> **DATA**:
_ _ _ _ _ _ _

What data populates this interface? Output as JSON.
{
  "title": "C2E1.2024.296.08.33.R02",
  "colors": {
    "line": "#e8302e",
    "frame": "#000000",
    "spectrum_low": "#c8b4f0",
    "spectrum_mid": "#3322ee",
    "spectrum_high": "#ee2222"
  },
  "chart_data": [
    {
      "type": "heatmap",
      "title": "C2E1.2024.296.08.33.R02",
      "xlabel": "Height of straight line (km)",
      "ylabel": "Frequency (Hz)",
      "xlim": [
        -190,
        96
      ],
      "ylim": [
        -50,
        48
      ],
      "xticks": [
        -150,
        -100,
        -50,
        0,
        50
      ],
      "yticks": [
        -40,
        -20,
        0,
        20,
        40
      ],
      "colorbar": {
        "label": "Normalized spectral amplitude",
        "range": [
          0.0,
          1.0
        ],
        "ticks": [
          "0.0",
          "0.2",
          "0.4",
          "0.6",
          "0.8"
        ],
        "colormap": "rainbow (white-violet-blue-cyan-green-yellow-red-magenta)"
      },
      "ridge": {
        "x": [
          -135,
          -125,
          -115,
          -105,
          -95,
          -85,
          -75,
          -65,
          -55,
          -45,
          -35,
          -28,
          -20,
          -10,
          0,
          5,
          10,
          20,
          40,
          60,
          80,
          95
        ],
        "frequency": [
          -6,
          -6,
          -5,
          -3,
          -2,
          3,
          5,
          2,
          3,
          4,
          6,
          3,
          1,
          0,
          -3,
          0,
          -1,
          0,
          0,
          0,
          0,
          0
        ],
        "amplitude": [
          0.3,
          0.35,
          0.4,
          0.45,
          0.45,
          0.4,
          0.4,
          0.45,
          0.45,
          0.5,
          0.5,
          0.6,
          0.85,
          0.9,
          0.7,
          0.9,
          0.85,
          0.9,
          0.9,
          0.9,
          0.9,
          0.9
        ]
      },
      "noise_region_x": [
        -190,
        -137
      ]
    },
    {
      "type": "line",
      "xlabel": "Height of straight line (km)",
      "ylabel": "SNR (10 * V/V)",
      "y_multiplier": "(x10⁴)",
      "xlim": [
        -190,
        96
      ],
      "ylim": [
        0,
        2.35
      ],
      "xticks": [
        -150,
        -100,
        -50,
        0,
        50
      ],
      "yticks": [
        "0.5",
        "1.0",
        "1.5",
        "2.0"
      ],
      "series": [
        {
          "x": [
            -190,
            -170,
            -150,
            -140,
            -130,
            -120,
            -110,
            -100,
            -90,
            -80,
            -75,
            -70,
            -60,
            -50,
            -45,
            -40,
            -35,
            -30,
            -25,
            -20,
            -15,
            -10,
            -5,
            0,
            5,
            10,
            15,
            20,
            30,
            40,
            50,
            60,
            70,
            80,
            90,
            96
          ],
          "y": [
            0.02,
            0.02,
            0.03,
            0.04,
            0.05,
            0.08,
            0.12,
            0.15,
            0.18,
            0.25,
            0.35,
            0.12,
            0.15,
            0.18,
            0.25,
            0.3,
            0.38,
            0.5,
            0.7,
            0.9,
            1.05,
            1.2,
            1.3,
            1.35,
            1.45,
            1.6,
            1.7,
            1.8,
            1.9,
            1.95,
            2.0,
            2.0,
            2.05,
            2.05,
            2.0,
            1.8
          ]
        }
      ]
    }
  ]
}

_ _ _ _ _ _ _

> **PROBLEM TO SOLVE**:
Type out the whole listing above again, exactly as it stands.

> **SOLUTION TO THE PROBLEM**:
What data populates this interface? Output as JSON.
{
  "title": "C2E1.2024.296.08.33.R02",
  "colors": {
    "line": "#e8302e",
    "frame": "#000000",
    "spectrum_low": "#c8b4f0",
    "spectrum_mid": "#3322ee",
    "spectrum_high": "#ee2222"
  },
  "chart_data": [
    {
      "type": "heatmap",
      "title": "C2E1.2024.296.08.33.R02",
      "xlabel": "Height of straight line (km)",
      "ylabel": "Frequency (Hz)",
      "xlim": [
        -190,
        96
      ],
      "ylim": [
        -50,
        48
      ],
      "xticks": [
        -150,
        -100,
        -50,
        0,
        50
      ],
      "yticks": [
        -40,
        -20,
        0,
        20,
        40
      ],
      "colorbar": {
        "label": "Normalized spectral amplitude",
        "range": [
          0.0,
          1.0
        ],
        "ticks": [
          "0.0",
          "0.2",
          "0.4",
          "0.6",
          "0.8"
        ],
        "colormap": "rainbow (white-violet-blue-cyan-green-yellow-red-magenta)"
      },
      "ridge": {
        "x": [
          -135,
          -125,
          -115,
          -105,
          -95,
          -85,
          -75,
          -65,
          -55,
          -45,
          -35,
          -28,
          -20,
          -10,
          0,
          5,
          10,
          20,
          40,
          60,
          80,
          95
        ],
        "frequency": [
          -6,
          -6,
          -5,
          -3,
          -2,
          3,
          5,
          2,
          3,
          4,
          6,
          3,
          1,
          0,
          -3,
          0,
          -1,
          0,
          0,
          0,
          0,
          0
        ],
        "amplitude": [
          0.3,
          0.35,
          0.4,
          0.45,
          0.45,
          0.4,
          0.4,
          0.45,
          0.45,
          0.5,
          0.5,
          0.6,
          0.85,
          0.9,
          0.7,
          0.9,
          0.85,
          0.9,
          0.9,
          0.9,
          0.9,
          0.9
        ]
      },
      "noise_region_x": [
        -190,
        -137
      ]
    },
    {
      "type": "line",
      "xlabel": "Height of straight line (km)",
      "ylabel": "SNR (10 * V/V)",
      "y_multiplier": "(x10⁴)",
      "xlim": [
        -190,
        96
      ],
      "ylim": [
        0,
        2.35
      ],
      "xticks": [
        -150,
        -100,
        -50,
        0,
        50
      ],
      "yticks": [
        "0.5",
        "1.0",
        "1.5",
        "2.0"
      ],
      "series": [
        {
          "x": [
            -190,
            -170,
            -150,
            -140,
            -130,
            -120,
            -110,
            -100,
            -90,
            -80,
            -75,
            -70,
            -60,
            -50,
            -45,
            -40,
            -35,
            -30,
            -25,
            -20,
            -15,
            -10,
            -5,
            0,
            5,
            10,
            15,
            20,
            30,
            40,
            50,
            60,
            70,
            80,
            90,
            96
          ],
          "y": [
            0.02,
            0.02,
            0.03,
            0.04,
            0.05,
            0.08,
            0.12,
            0.15,
            0.18,
            0.25,
            0.35,
            0.12,
            0.15,
            0.18,
            0.25,
            0.3,
            0.38,
            0.5,
            0.7,
            0.9,
            1.05,
            1.2,
            1.3,
            1.35,
            1.45,
            1.6,
            1.7,
            1.8,
            1.9,
            1.95,
            2.0,
            2.0,
            2.05,
            2.05,
            2.0,
            1.8
          ]
        }
      ]
    }
  ]
}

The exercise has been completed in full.